*Short problem*:
Every entry must be given again exactly.
--- BEGIN ---
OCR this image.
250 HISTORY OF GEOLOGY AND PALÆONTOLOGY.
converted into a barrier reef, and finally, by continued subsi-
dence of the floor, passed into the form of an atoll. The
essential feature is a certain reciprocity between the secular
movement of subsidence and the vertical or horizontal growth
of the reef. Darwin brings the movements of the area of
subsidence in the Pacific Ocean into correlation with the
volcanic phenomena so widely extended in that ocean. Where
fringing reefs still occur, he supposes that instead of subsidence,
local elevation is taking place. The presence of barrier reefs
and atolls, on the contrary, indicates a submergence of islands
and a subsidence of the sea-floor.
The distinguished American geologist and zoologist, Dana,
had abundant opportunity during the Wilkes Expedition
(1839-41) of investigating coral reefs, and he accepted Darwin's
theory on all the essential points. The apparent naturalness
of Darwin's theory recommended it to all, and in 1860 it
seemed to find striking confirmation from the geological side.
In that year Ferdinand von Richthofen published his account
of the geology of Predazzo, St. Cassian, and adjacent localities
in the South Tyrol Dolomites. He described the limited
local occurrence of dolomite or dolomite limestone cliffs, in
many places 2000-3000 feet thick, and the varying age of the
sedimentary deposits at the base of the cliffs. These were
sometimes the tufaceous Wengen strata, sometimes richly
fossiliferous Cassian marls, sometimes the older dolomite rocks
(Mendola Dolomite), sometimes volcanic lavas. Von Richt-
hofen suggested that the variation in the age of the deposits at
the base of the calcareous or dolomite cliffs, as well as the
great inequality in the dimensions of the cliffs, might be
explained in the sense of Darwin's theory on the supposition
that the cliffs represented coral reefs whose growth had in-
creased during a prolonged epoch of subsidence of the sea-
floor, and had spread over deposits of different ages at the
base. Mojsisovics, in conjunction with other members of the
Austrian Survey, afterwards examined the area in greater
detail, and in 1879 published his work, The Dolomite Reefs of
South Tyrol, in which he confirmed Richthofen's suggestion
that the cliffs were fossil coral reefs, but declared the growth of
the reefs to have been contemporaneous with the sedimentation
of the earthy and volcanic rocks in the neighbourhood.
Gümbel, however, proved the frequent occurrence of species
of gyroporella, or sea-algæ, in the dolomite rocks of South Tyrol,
--- END ---
*Correct result*:
OCR this image.
250 HISTORY OF GEOLOGY AND PALÆONTOLOGY.
converted into a barrier reef, and finally, by continued subsi-
dence of the floor, passed into the form of an atoll. The
essential feature is a certain reciprocity between the secular
movement of subsidence and the vertical or horizontal growth
of the reef. Darwin brings the movements of the area of
subsidence in the Pacific Ocean into correlation with the
volcanic phenomena so widely extended in that ocean. Where
fringing reefs still occur, he supposes that instead of subsidence,
local elevation is taking place. The presence of barrier reefs
and atolls, on the contrary, indicates a submergence of islands
and a subsidence of the sea-floor.
The distinguished American geologist and zoologist, Dana,
had abundant opportunity during the Wilkes Expedition
(1839-41) of investigating coral reefs, and he accepted Darwin's
theory on all the essential points. The apparent naturalness
of Darwin's theory recommended it to all, and in 1860 it
seemed to find striking confirmation from the geological side.
In that year Ferdinand von Richthofen published his account
of the geology of Predazzo, St. Cassian, and adjacent localities
in the South Tyrol Dolomites. He described the limited
local occurrence of dolomite or dolomite limestone cliffs, in
many places 2000-3000 feet thick, and the varying age of the
sedimentary deposits at the base of the cliffs. These were
sometimes the tufaceous Wengen strata, sometimes richly
fossiliferous Cassian marls, sometimes the older dolomite rocks
(Mendola Dolomite), sometimes volcanic lavas. Von Richt-
hofen suggested that the variation in the age of the deposits at
the base of the calcareous or dolomite cliffs, as well as the
great inequality in the dimensions of the cliffs, might be
explained in the sense of Darwin's theory on the supposition
that the cliffs represented coral reefs whose growth had in-
creased during a prolonged epoch of subsidence of the sea-
floor, and had spread over deposits of different ages at the
base. Mojsisovics, in conjunction with other members of the
Austrian Survey, afterwards examined the area in greater
detail, and in 1879 published his work, The Dolomite Reefs of
South Tyrol, in which he confirmed Richthofen's suggestion
that the cliffs were fossil coral reefs, but declared the growth of
the reefs to have been contemporaneous with the sedimentation
of the earthy and volcanic rocks in the neighbourhood.
Gümbel, however, proved the frequent occurrence of species
of gyroporella, or sea-algæ, in the dolomite rocks of South Tyrol,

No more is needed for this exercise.